Совок и веник (сборник)
Шрифт:
Страстно чувствовать и громко выражать эмоции не есть прерогатива одной семьи и даже одной нации – это присуще людям вообще. Рисовать так, чтобы передать напряжение жеста и добиться выразительности за счет преувеличений – естественная потребность того, кто глубоко переживает. Если и называть данный метод работы «экспрессионистическим» (в отличие от импрессионистической трепетности например), должен сказать, люблю совсем не тех экспрессионистов, которых называют в истории искусств собственно экспрессионистами. А те, кто называется собственно экспрессионистами, для меня недостаточно экспрессивны.
Скажу проще. Я учился у Гойи и Ван Гога – их экспрессионизм меня вдохновлял, а яркие картины Нольде или Кирхнера казались поспешными и поверхностными. История понятия «экспрессионизм» иллюстрирует то, что случилось с культурой в целом: общее представление о мире заменили фрагментарным, золотой запас – бумажным рублем, выразительность глобального замысла – выразительностью жеста.
С некоторых пор в искусстве стали выделять один из компонентов ремесла, и, обособляя некоторую сноровку, именовать ее особым стилем. В сущности «фовизм» (то есть яркие сочетания открытых цветов) существовал задолго до Матисса и Вламинка; например, Питер Брейгель не хуже упомянутых авторов оперирует контрастами локальных цветов. Картины Брейгеля-старшего написаны дивными открытыми цветами, краска положена с почти плакатной откровенностью, он не хуже французов ХХ века умеет столкнуть красный и зеленый. Однако рассказ Брейгеля не исчерпывается контрастностью, а то, что говорит
Учителями экспрессионизма (если уж оставаться в рамках этого смешного термина) для меня были Гойя и Ван Гог, Козимо Тура и Питер Брейгель, Матиас Грюневальд и Микеланджело. Я действительно нахожу, что «Пьета Ронданини» Микеланджело – чрезвычайно экспрессивное произведение, где деформации объемов подчинены замыслу, и таких искажений, передающих боль и веру одновременно, не сумели добиться ни участники группы «Мост», ни члены объединения «Синий всадник».

• Задание:
Какое произведение Микеланджело в отрывке об экспрессионизме названо чрезвычайно экспрессивным?

Записи из источника данных
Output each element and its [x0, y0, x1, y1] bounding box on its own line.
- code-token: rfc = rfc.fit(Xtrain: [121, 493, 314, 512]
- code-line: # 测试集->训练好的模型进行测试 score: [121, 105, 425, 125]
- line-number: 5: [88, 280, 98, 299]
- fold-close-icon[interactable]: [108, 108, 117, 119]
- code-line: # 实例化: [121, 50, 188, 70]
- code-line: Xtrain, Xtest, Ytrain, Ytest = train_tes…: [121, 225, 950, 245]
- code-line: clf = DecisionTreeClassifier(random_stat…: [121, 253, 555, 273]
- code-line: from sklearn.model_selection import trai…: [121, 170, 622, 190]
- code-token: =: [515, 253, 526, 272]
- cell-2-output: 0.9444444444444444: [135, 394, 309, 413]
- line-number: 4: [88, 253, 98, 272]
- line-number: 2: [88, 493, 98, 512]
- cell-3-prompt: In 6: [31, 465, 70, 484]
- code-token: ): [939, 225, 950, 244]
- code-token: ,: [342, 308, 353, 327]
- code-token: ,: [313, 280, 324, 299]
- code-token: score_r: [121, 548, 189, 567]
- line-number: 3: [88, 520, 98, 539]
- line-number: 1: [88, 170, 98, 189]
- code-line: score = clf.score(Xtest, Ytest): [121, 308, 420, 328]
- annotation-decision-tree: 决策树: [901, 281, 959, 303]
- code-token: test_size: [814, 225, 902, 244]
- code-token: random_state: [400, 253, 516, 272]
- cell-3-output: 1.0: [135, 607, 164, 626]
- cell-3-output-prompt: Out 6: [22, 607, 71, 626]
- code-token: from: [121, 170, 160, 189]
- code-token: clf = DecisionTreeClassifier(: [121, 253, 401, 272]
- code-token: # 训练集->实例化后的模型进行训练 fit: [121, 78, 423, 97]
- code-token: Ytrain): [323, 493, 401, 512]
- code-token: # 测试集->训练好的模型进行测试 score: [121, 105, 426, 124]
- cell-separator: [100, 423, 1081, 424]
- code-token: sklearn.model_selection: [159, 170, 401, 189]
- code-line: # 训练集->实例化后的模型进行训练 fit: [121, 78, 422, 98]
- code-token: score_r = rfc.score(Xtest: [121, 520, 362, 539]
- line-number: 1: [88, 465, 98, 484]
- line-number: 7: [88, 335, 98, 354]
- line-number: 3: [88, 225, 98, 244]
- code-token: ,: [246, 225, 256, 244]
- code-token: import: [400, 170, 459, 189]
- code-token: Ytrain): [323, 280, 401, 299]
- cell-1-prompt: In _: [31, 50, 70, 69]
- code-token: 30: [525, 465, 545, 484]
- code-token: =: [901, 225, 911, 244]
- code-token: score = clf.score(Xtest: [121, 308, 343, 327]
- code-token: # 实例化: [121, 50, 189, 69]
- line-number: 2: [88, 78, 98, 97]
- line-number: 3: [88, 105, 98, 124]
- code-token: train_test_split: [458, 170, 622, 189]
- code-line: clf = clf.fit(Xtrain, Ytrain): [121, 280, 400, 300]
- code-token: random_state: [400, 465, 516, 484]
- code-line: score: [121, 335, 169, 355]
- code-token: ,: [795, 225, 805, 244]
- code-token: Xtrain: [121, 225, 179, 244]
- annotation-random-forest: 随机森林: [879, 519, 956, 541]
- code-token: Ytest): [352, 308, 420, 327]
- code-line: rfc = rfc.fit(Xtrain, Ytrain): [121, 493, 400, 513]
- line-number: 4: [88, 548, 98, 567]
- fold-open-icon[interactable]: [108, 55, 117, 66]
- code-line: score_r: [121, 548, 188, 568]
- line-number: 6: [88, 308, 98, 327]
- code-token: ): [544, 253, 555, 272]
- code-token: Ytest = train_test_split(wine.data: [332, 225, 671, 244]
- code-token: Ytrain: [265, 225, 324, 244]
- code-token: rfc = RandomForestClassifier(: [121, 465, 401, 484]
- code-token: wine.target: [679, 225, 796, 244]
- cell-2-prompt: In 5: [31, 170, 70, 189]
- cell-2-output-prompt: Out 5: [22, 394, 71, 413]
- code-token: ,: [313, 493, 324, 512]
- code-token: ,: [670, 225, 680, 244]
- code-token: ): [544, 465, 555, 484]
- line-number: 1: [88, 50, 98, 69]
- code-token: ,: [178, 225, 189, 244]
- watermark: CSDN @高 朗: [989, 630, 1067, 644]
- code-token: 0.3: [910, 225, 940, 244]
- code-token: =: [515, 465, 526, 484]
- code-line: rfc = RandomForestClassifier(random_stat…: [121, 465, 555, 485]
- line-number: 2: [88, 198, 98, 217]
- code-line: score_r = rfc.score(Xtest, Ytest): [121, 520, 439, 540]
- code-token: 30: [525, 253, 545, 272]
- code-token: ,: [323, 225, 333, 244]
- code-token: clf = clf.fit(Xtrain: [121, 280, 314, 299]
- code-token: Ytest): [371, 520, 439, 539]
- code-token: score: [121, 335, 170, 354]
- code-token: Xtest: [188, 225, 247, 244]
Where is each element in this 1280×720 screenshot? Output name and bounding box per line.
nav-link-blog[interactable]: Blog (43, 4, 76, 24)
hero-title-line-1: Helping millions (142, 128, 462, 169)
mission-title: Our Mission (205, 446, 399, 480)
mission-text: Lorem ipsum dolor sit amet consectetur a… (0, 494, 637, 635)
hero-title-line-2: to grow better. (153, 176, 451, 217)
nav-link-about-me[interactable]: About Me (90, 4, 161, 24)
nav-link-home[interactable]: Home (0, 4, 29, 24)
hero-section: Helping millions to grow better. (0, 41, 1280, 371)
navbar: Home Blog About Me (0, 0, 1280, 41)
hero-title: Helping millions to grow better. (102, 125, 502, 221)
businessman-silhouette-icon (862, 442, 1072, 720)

• Ответ:
«Пьета Ронданини».